## [What needs to be done]
Collect the lines of the entries where "Universität" shows up.

Data extracted from a collection
..........

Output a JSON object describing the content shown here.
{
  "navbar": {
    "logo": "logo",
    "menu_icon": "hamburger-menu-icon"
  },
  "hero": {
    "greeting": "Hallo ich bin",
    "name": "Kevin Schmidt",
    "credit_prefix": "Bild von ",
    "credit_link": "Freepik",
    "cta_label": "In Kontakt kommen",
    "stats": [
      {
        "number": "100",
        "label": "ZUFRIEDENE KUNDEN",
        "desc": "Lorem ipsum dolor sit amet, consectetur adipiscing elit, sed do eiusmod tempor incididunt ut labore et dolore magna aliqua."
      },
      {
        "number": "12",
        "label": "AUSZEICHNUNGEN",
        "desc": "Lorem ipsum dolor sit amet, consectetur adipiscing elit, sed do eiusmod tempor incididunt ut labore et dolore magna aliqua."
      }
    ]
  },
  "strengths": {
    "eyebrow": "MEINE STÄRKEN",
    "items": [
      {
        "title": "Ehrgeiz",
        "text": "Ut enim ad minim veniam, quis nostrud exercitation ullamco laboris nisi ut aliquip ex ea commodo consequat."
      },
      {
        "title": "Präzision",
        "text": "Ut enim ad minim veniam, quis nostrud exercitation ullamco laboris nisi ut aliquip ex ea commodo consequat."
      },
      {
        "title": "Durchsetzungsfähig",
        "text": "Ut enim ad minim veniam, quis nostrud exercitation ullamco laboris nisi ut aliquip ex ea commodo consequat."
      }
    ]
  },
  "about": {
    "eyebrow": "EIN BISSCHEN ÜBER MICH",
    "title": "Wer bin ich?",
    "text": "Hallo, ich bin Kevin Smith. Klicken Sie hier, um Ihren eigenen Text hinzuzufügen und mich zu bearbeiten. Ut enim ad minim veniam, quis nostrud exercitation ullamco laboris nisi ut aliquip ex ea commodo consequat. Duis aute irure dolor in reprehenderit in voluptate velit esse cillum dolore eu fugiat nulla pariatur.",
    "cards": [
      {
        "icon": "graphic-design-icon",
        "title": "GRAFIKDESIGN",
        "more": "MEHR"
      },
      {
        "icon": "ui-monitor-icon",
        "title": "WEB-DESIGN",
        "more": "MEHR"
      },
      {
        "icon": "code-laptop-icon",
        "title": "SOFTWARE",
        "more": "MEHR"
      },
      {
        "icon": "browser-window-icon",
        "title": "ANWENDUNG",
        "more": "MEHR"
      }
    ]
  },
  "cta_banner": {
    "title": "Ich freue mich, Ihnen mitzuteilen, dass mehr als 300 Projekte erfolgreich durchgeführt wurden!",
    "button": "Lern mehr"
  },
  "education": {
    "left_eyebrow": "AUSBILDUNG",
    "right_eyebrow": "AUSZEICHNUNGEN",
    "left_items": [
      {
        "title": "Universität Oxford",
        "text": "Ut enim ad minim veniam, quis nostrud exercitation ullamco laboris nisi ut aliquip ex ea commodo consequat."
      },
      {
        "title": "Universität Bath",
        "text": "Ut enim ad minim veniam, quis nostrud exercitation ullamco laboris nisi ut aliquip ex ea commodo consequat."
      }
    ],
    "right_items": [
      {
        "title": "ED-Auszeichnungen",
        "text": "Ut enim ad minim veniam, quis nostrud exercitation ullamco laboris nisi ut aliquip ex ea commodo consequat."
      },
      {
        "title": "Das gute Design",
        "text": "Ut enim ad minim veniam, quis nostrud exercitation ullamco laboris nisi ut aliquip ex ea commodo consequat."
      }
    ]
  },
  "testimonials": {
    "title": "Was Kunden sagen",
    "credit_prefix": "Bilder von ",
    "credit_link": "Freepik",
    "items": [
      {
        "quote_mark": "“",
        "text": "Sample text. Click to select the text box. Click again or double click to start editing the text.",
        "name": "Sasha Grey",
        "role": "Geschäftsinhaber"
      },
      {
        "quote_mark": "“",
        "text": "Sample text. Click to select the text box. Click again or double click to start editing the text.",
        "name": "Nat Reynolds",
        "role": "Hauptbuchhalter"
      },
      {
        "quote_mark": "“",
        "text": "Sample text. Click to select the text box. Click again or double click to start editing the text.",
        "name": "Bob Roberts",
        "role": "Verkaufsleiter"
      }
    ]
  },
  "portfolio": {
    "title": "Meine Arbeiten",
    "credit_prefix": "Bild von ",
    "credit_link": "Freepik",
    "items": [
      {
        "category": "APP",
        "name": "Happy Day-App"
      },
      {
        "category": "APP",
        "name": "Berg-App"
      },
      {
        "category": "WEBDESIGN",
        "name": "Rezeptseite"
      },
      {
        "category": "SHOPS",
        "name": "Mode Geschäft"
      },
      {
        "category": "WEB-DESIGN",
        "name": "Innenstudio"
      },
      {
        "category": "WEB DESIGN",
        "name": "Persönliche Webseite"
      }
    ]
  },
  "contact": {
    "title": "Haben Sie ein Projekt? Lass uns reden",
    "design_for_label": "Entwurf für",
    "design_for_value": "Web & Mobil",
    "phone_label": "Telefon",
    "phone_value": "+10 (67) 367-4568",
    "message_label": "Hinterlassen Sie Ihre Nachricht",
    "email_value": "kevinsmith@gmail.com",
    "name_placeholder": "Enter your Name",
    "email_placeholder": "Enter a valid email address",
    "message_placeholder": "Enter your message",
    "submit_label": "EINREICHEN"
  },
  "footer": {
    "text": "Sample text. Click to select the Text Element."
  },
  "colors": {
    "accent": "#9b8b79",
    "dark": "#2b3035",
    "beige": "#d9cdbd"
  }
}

..........

## [Task answer]
        "title": "Universität Oxford",
        "title": "Universität Bath",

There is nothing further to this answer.